Dataset excerpt:
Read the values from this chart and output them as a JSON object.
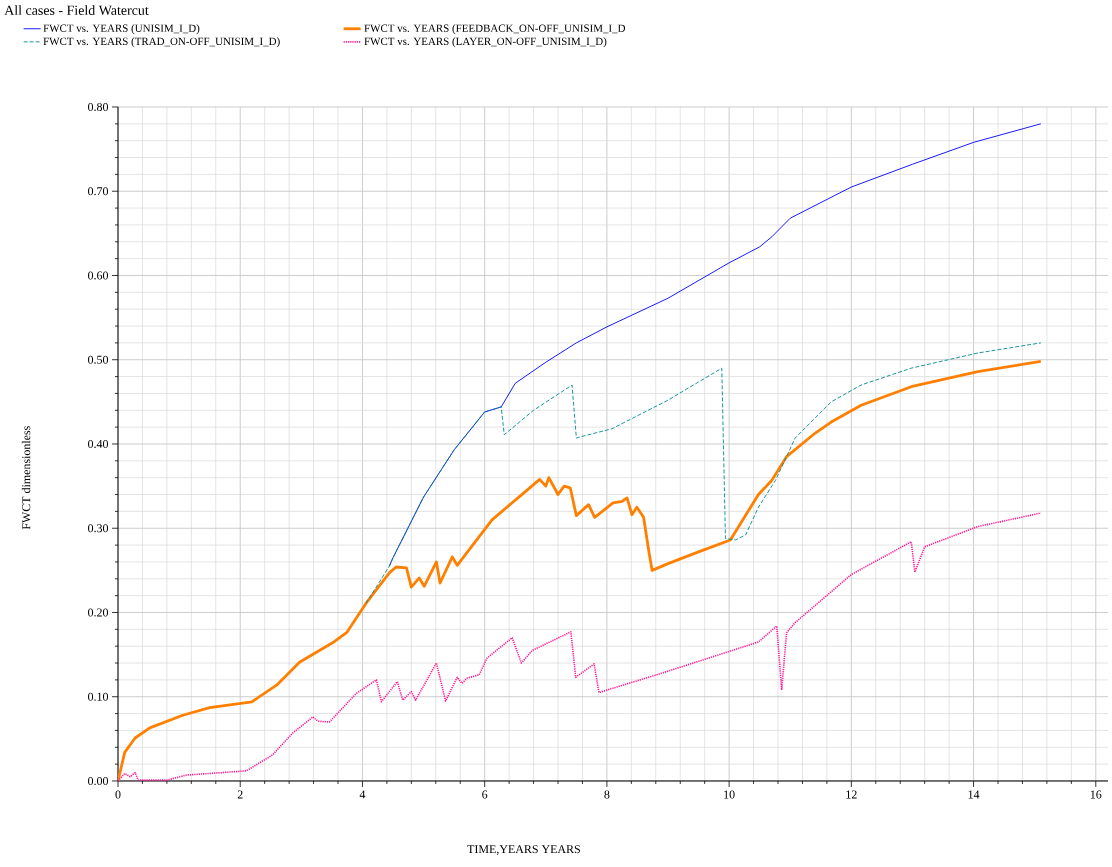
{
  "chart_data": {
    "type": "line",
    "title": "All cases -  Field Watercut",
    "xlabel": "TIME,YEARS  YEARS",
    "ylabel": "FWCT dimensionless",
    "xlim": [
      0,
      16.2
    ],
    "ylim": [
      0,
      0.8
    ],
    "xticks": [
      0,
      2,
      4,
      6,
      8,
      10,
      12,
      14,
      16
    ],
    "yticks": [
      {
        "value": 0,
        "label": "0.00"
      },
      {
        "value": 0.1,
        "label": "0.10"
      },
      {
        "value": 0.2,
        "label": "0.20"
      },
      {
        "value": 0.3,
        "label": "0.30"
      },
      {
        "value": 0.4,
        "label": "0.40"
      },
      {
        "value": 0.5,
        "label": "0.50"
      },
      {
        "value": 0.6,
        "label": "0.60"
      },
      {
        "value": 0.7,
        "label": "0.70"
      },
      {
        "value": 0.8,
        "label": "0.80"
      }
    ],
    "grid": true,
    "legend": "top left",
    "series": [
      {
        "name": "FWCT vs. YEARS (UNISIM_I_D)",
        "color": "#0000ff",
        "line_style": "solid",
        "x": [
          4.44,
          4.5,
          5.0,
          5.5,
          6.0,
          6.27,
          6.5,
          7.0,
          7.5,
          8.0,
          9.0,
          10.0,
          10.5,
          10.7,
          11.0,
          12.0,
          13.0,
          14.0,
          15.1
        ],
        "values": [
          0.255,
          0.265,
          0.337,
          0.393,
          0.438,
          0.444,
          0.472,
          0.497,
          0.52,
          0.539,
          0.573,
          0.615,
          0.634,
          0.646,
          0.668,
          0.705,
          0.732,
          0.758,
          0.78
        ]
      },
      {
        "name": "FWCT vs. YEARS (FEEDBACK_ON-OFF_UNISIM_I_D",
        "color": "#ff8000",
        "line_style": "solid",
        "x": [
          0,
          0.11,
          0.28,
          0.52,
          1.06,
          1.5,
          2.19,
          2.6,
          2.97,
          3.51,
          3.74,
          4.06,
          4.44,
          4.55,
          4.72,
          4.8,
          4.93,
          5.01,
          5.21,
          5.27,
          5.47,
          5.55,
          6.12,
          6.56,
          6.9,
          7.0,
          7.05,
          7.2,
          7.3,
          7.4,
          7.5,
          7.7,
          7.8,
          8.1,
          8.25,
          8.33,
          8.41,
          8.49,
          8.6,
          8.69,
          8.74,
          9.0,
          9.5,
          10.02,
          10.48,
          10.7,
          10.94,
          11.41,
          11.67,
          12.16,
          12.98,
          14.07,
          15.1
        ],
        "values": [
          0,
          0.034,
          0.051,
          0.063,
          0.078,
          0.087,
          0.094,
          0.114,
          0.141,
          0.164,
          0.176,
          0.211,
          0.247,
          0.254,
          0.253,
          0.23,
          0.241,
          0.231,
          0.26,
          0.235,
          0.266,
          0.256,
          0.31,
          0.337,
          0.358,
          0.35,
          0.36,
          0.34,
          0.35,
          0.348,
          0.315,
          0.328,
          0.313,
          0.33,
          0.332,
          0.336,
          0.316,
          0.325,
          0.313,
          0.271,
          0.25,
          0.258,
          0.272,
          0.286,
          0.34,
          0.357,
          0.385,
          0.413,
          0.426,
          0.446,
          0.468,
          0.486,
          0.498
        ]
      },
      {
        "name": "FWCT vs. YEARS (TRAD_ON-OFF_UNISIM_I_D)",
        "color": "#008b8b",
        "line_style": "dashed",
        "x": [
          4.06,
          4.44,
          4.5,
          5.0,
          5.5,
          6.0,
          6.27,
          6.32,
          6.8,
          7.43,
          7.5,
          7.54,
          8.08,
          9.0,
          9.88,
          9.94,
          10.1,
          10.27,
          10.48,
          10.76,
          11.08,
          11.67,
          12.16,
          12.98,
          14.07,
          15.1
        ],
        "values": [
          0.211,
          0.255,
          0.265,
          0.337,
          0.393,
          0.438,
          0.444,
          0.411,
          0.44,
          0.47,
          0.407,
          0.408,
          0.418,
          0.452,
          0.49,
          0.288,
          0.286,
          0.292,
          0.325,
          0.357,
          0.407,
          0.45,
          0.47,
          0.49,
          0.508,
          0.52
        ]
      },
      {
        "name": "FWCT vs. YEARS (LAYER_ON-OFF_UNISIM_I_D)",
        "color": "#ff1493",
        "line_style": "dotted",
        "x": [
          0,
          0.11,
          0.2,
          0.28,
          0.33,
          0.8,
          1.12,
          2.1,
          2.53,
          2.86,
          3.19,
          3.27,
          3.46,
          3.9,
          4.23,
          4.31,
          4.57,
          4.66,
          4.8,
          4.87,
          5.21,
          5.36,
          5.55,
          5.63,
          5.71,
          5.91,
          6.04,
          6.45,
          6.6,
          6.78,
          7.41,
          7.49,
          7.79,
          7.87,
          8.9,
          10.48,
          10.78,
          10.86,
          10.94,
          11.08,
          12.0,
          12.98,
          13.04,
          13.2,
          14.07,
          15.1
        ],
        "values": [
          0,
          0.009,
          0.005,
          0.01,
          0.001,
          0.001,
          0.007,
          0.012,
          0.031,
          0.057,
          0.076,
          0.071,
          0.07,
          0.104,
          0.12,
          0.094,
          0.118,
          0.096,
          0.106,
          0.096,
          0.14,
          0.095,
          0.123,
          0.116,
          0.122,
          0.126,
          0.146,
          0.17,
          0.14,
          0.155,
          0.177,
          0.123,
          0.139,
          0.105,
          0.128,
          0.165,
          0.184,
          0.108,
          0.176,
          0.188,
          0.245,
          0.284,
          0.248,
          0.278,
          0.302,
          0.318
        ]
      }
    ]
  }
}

---

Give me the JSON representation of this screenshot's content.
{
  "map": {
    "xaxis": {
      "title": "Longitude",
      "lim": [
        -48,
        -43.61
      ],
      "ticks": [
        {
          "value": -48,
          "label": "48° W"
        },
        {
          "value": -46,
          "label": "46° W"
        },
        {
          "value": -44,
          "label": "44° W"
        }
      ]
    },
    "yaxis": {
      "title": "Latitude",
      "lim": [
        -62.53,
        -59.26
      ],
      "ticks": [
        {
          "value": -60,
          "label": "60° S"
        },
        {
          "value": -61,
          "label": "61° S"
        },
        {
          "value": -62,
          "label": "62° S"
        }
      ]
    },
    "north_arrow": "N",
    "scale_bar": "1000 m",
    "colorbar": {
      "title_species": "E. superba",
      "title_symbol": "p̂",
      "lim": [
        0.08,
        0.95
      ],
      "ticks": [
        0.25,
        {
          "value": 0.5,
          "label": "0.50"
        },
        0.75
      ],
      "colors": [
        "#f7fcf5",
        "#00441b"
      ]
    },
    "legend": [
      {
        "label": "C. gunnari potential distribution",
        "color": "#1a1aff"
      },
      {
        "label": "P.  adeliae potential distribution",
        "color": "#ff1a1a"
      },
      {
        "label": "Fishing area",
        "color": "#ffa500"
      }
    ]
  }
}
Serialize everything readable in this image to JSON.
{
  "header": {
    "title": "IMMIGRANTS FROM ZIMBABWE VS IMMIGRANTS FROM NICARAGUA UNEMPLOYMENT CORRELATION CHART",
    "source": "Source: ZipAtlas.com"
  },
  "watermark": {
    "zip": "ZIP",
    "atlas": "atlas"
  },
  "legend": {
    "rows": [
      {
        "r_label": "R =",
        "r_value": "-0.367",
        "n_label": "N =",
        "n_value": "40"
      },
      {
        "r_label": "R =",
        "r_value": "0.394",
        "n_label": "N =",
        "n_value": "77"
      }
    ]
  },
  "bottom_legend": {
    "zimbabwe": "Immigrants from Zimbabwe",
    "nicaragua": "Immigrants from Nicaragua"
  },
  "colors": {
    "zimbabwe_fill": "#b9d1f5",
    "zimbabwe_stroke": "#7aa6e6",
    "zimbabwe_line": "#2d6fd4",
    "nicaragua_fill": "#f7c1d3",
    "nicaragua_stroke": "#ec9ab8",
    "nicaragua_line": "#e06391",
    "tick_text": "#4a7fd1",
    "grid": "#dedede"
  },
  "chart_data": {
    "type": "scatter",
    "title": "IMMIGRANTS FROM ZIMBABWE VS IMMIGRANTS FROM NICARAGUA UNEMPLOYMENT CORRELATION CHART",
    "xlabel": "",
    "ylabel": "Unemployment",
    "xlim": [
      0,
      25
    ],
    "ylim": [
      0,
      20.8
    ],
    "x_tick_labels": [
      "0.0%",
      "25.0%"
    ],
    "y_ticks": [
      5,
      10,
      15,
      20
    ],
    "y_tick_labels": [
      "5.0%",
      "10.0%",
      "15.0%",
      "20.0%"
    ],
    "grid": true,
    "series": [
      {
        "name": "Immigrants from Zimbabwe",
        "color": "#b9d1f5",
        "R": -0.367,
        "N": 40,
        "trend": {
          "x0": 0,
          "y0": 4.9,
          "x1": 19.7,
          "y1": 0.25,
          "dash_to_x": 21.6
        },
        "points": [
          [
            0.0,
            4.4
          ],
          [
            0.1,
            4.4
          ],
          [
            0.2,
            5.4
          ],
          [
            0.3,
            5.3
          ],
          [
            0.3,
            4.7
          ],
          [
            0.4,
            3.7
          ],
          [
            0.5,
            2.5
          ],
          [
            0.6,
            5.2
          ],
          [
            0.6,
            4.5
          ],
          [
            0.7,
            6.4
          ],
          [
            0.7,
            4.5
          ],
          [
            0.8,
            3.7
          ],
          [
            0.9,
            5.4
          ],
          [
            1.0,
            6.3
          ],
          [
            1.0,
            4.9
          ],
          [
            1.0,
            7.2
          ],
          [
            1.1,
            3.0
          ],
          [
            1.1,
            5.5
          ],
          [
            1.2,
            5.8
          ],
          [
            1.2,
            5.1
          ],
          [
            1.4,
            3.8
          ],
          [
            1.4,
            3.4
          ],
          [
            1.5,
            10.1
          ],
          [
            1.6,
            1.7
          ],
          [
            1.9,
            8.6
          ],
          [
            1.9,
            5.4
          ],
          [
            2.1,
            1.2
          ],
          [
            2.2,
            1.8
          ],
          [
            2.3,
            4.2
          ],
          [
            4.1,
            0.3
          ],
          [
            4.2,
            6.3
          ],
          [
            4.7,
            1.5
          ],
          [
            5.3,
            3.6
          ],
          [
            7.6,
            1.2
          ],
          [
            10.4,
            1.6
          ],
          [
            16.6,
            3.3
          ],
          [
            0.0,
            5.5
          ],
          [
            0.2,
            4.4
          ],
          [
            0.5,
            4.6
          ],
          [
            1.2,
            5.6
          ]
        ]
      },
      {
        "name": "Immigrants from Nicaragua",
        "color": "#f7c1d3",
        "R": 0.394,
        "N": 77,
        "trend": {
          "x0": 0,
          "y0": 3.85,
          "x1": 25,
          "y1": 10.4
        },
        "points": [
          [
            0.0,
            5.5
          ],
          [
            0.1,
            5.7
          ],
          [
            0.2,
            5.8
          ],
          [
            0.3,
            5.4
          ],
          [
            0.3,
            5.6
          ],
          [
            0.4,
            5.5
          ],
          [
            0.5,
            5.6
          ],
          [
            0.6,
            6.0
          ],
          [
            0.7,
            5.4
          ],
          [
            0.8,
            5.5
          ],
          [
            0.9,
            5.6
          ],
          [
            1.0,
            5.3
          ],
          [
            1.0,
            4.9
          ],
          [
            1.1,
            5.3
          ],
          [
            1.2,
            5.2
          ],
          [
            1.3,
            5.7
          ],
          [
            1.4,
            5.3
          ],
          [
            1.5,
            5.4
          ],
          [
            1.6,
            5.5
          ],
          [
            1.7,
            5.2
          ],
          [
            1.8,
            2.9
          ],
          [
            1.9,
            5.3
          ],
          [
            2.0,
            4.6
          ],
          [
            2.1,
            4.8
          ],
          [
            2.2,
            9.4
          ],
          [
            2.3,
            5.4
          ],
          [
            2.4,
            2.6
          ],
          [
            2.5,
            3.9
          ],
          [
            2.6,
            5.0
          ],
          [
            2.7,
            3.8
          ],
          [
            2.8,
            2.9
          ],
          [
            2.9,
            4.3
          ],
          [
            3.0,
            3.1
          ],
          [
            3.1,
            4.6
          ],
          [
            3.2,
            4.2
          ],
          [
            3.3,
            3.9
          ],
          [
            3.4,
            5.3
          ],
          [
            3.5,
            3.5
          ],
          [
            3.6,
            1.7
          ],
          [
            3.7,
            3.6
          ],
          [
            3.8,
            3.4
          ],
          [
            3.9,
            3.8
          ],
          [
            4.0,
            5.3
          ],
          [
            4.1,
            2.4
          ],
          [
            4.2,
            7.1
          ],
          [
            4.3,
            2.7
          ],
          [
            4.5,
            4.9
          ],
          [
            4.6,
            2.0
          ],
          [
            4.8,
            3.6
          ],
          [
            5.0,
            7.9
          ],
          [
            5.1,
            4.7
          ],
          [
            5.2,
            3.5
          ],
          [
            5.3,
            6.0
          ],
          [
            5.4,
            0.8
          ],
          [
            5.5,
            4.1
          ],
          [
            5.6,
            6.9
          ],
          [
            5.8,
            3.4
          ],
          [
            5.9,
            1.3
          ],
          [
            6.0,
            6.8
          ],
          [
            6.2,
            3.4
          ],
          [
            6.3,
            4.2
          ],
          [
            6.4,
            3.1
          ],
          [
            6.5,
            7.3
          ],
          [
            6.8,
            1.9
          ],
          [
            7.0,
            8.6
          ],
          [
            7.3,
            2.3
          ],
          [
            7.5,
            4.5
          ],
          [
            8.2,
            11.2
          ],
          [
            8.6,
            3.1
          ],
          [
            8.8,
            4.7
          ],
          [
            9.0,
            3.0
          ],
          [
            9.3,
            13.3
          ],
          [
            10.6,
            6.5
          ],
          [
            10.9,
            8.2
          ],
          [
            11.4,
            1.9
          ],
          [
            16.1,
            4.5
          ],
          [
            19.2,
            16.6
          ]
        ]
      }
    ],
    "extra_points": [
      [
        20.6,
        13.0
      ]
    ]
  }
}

_EXERCISE GOAL_
Determine how many lines of the entries above carry the string "JSON", and give that number alone.

_EXERCISE OUTPUT_
3